Task description
Where a line below holds the string "Оренбургская", copy that line.

Dataset extract
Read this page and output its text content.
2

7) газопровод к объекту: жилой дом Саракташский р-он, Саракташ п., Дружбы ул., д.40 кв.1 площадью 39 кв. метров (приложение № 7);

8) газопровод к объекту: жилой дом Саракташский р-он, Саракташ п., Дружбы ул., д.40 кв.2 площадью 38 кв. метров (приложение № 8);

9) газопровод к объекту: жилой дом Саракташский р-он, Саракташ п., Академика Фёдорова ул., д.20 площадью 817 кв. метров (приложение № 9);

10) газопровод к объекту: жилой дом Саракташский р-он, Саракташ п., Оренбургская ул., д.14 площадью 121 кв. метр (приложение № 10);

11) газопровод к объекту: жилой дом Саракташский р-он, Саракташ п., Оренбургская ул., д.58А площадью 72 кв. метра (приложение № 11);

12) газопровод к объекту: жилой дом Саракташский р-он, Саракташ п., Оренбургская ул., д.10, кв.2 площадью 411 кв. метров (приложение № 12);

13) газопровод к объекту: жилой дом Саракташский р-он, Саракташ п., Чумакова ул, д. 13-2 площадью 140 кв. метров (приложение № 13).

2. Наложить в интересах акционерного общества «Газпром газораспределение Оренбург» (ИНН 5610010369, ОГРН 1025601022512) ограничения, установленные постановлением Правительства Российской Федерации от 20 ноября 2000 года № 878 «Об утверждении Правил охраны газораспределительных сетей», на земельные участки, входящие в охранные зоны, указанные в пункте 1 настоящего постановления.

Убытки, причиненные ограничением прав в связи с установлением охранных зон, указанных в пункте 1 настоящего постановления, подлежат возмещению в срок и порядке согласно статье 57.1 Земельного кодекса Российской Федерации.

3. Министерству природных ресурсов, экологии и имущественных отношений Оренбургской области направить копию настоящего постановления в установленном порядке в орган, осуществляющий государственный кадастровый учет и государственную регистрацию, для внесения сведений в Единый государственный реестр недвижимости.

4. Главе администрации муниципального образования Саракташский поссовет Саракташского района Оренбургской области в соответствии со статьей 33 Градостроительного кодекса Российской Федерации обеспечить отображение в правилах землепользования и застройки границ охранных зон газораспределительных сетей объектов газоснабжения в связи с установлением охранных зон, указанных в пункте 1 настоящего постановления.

Result
10) газопровод к объекту: жилой дом Саракташский р-он, Саракташ п., Оренбургская ул., д.14 площадью 121 кв. метр (приложение № 10);
11) газопровод к объекту: жилой дом Саракташский р-он, Саракташ п., Оренбургская ул., д.58А площадью 72 кв. метра (приложение № 11);
12) газопровод к объекту: жилой дом Саракташский р-он, Саракташ п., Оренбургская ул., д.10, кв.2 площадью 411 кв. метров (приложение № 12);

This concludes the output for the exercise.